Prompt
Search the material for the string "мест" and copy each line where it occurs.
========================================================================
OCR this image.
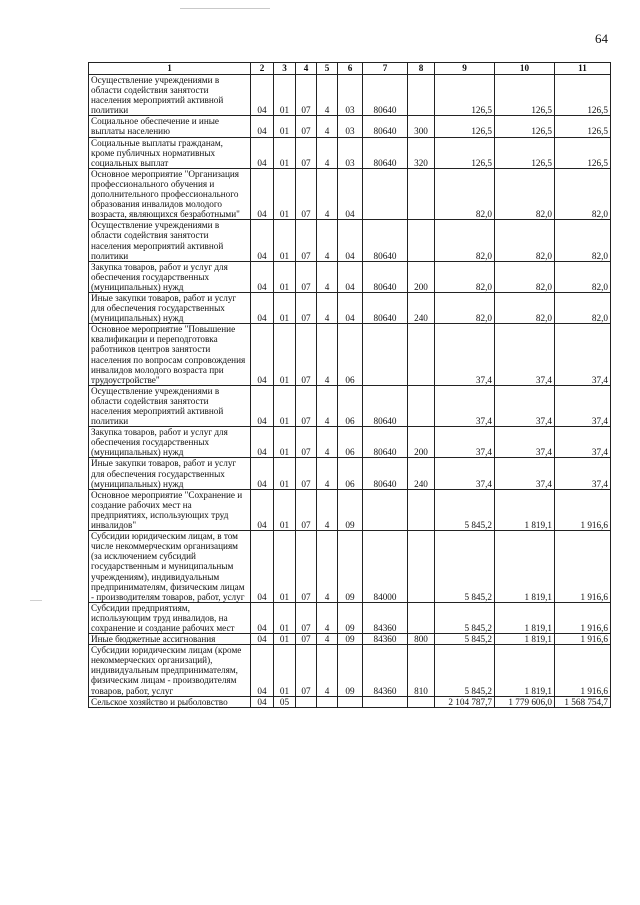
64
1	2	3	4	5	6	7	8	9	10	11
Осуществление учреждениями в области содействия занятости населения мероприятий активной политики	04	01	07	4	03	80640		126,5	126,5	126,5
Социальное обеспечение и иные выплаты населению	04	01	07	4	03	80640	300	126,5	126,5	126,5
Социальные выплаты гражданам, кроме публичных нормативных социальных выплат	04	01	07	4	03	80640	320	126,5	126,5	126,5
Основное мероприятие "Организация профессионального обучения и дополнительного профессионального образования инвалидов молодого возраста, являющихся безработными"	04	01	07	4	04			82,0	82,0	82,0
Осуществление учреждениями в области содействия занятости населения мероприятий активной политики	04	01	07	4	04	80640		82,0	82,0	82,0
Закупка товаров, работ и услуг для обеспечения государственных (муниципальных) нужд	04	01	07	4	04	80640	200	82,0	82,0	82,0
Иные закупки товаров, работ и услуг для обеспечения государственных (муниципальных) нужд	04	01	07	4	04	80640	240	82,0	82,0	82,0
Основное мероприятие "Повышение квалификации и переподготовка работников центров занятости населения по вопросам сопровождения инвалидов молодого возраста при трудоустройстве"	04	01	07	4	06			37,4	37,4	37,4
Осуществление учреждениями в области содействия занятости населения мероприятий активной политики	04	01	07	4	06	80640		37,4	37,4	37,4
Закупка товаров, работ и услуг для обеспечения государственных (муниципальных) нужд	04	01	07	4	06	80640	200	37,4	37,4	37,4
Иные закупки товаров, работ и услуг для обеспечения государственных (муниципальных) нужд	04	01	07	4	06	80640	240	37,4	37,4	37,4
Основное мероприятие "Сохранение и создание рабочих мест на предприятиях, использующих труд инвалидов"	04	01	07	4	09			5 845,2	1 819,1	1 916,6
Субсидии юридическим лицам, в том числе некоммерческим организациям (за исключением субсидий государственным и муниципальным учреждениям), индивидуальным предпринимателям, физическим лицам - производителям товаров, работ, услуг	04	01	07	4	09	84000		5 845,2	1 819,1	1 916,6
Субсидии предприятиям, использующим труд инвалидов, на сохранение и создание рабочих мест	04	01	07	4	09	84360		5 845,2	1 819,1	1 916,6
Иные бюджетные ассигнования	04	01	07	4	09	84360	800	5 845,2	1 819,1	1 916,6
Субсидии юридическим лицам (кроме некоммерческих организаций), индивидуальным предпринимателям, физическим лицам - производителям товаров, работ, услуг	04	01	07	4	09	84360	810	5 845,2	1 819,1	1 916,6
Сельское хозяйство и рыболовство	04	05						2 104 787,7	1 779 606,0	1 568 754,7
========================================================================
Answer to this problem
Основное мероприятие "Сохранение и создание рабочих мест на предприятиях, использующих труд инвалидов"	04	01	07	4	09			5 845,2	1 819,1	1 916,6
Субсидии предприятиям, использующим труд инвалидов, на сохранение и создание рабочих мест	04	01	07	4	09	84360		5 845,2	1 819,1	1 916,6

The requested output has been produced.